■ **Work to do**
Output every line below without omitting or altering anything.

--- Start ---

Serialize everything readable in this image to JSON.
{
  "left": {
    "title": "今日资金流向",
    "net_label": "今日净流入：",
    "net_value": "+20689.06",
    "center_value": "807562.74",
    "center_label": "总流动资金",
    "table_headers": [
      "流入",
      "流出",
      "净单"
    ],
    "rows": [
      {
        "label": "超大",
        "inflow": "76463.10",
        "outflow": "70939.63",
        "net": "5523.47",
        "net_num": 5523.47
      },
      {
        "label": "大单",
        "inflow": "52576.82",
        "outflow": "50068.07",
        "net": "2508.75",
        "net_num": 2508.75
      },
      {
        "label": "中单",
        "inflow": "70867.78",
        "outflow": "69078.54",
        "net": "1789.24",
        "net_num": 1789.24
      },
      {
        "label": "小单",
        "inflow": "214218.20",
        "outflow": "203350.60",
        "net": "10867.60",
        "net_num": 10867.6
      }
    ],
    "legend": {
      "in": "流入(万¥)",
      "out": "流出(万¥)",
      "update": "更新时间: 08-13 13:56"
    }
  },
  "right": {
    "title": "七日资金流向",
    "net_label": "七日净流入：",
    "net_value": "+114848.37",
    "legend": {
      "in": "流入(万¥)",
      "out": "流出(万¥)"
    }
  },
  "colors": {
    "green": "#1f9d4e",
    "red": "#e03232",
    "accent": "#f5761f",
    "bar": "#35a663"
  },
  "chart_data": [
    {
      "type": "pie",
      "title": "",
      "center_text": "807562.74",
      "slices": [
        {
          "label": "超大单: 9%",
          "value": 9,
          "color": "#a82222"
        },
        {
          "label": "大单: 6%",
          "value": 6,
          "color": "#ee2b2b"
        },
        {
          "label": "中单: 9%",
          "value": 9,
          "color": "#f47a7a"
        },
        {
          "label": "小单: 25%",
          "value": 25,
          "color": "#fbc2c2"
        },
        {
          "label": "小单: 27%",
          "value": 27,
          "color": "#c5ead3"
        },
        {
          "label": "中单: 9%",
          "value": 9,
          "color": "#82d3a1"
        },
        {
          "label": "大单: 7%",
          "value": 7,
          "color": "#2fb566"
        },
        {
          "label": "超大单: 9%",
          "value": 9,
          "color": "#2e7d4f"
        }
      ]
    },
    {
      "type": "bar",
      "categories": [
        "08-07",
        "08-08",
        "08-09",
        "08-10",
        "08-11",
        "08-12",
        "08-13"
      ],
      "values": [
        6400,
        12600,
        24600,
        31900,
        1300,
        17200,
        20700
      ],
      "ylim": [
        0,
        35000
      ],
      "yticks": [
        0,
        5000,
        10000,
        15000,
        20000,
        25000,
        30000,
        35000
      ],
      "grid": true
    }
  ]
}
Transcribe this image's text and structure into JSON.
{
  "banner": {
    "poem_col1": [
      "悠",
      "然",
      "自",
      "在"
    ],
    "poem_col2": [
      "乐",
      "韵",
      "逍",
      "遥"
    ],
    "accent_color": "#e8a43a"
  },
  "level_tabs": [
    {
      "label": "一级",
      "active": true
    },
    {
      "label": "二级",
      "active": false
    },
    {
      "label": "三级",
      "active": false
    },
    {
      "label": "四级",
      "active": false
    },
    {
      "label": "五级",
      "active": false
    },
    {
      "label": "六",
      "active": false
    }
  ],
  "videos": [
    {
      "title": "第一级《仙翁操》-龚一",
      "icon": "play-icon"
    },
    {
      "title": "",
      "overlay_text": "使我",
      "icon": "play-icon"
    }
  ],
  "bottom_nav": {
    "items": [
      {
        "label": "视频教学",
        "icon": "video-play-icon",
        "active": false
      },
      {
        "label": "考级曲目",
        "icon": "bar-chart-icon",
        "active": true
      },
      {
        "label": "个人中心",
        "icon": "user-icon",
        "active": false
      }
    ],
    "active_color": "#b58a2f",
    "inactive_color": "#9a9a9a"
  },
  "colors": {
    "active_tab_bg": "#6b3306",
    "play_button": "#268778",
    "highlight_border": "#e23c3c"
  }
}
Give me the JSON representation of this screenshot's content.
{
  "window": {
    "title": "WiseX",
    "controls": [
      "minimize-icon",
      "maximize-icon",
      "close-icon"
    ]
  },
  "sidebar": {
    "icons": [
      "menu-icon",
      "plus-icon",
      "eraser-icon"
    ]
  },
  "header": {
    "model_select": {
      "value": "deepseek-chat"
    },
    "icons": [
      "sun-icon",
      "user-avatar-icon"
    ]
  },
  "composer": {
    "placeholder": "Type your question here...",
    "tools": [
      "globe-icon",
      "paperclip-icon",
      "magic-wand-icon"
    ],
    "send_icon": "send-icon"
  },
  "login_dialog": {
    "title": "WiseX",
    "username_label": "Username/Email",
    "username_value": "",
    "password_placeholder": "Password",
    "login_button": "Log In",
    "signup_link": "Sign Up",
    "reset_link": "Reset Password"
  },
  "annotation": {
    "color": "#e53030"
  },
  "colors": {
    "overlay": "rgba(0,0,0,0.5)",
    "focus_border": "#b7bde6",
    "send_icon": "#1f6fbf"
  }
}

--- End ---

■ **Result below**
Serialize everything readable in this image to JSON.
{
  "left": {
    "title": "今日资金流向",
    "net_label": "今日净流入：",
    "net_value": "+20689.06",
    "center_value": "807562.74",
    "center_label": "总流动资金",
    "table_headers": [
      "流入",
      "流出",
      "净单"
    ],
    "rows": [
      {
        "label": "超大",
        "inflow": "76463.10",
        "outflow": "70939.63",
        "net": "5523.47",
        "net_num": 5523.47
      },
      {
        "label": "大单",
        "inflow": "52576.82",
        "outflow": "50068.07",
        "net": "2508.75",
        "net_num": 2508.75
      },
      {
        "label": "中单",
        "inflow": "70867.78",
        "outflow": "69078.54",
        "net": "1789.24",
        "net_num": 1789.24
      },
      {
        "label": "小单",
        "inflow": "214218.20",
        "outflow": "203350.60",
        "net": "10867.60",
        "net_num": 10867.6
      }
    ],
    "legend": {
      "in": "流入(万¥)",
      "out": "流出(万¥)",
      "update": "更新时间: 08-13 13:56"
    }
  },
  "right": {
    "title": "七日资金流向",
    "net_label": "七日净流入：",
    "net_value": "+114848.37",
    "legend": {
      "in": "流入(万¥)",
      "out": "流出(万¥)"
    }
  },
  "colors": {
    "green": "#1f9d4e",
    "red": "#e03232",
    "accent": "#f5761f",
    "bar": "#35a663"
  },
  "chart_data": [
    {
      "type": "pie",
      "title": "",
      "center_text": "807562.74",
      "slices": [
        {
          "label": "超大单: 9%",
          "value": 9,
          "color": "#a82222"
        },
        {
          "label": "大单: 6%",
          "value": 6,
          "color": "#ee2b2b"
        },
        {
          "label": "中单: 9%",
          "value": 9,
          "color": "#f47a7a"
        },
        {
          "label": "小单: 25%",
          "value": 25,
          "color": "#fbc2c2"
        },
        {
          "label": "小单: 27%",
          "value": 27,
          "color": "#c5ead3"
        },
        {
          "label": "中单: 9%",
          "value": 9,
          "color": "#82d3a1"
        },
        {
          "label": "大单: 7%",
          "value": 7,
          "color": "#2fb566"
        },
        {
          "label": "超大单: 9%",
          "value": 9,
          "color": "#2e7d4f"
        }
      ]
    },
    {
      "type": "bar",
      "categories": [
        "08-07",
        "08-08",
        "08-09",
        "08-10",
        "08-11",
        "08-12",
        "08-13"
      ],
      "values": [
        6400,
        12600,
        24600,
        31900,
        1300,
        17200,
        20700
      ],
      "ylim": [
        0,
        35000
      ],
      "yticks": [
        0,
        5000,
        10000,
        15000,
        20000,
        25000,
        30000,
        35000
      ],
      "grid": true
    }
  ]
}
Transcribe this image's text and structure into JSON.
{
  "banner": {
    "poem_col1": [
      "悠",
      "然",
      "自",
      "在"
    ],
    "poem_col2": [
      "乐",
      "韵",
      "逍",
      "遥"
    ],
    "accent_color": "#e8a43a"
  },
  "level_tabs": [
    {
      "label": "一级",
      "active": true
    },
    {
      "label": "二级",
      "active": false
    },
    {
      "label": "三级",
      "active": false
    },
    {
      "label": "四级",
      "active": false
    },
    {
      "label": "五级",
      "active": false
    },
    {
      "label": "六",
      "active": false
    }
  ],
  "videos": [
    {
      "title": "第一级《仙翁操》-龚一",
      "icon": "play-icon"
    },
    {
      "title": "",
      "overlay_text": "使我",
      "icon": "play-icon"
    }
  ],
  "bottom_nav": {
    "items": [
      {
        "label": "视频教学",
        "icon": "video-play-icon",
        "active": false
      },
      {
        "label": "考级曲目",
        "icon": "bar-chart-icon",
        "active": true
      },
      {
        "label": "个人中心",
        "icon": "user-icon",
        "active": false
      }
    ],
    "active_color": "#b58a2f",
    "inactive_color": "#9a9a9a"
  },
  "colors": {
    "active_tab_bg": "#6b3306",
    "play_button": "#268778",
    "highlight_border": "#e23c3c"
  }
}
Give me the JSON representation of this screenshot's content.
{
  "window": {
    "title": "WiseX",
    "controls": [
      "minimize-icon",
      "maximize-icon",
      "close-icon"
    ]
  },
  "sidebar": {
    "icons": [
      "menu-icon",
      "plus-icon",
      "eraser-icon"
    ]
  },
  "header": {
    "model_select": {
      "value": "deepseek-chat"
    },
    "icons": [
      "sun-icon",
      "user-avatar-icon"
    ]
  },
  "composer": {
    "placeholder": "Type your question here...",
    "tools": [
      "globe-icon",
      "paperclip-icon",
      "magic-wand-icon"
    ],
    "send_icon": "send-icon"
  },
  "login_dialog": {
    "title": "WiseX",
    "username_label": "Username/Email",
    "username_value": "",
    "password_placeholder": "Password",
    "login_button": "Log In",
    "signup_link": "Sign Up",
    "reset_link": "Reset Password"
  },
  "annotation": {
    "color": "#e53030"
  },
  "colors": {
    "overlay": "rgba(0,0,0,0.5)",
    "focus_border": "#b7bde6",
    "send_icon": "#1f6fbf"
  }
}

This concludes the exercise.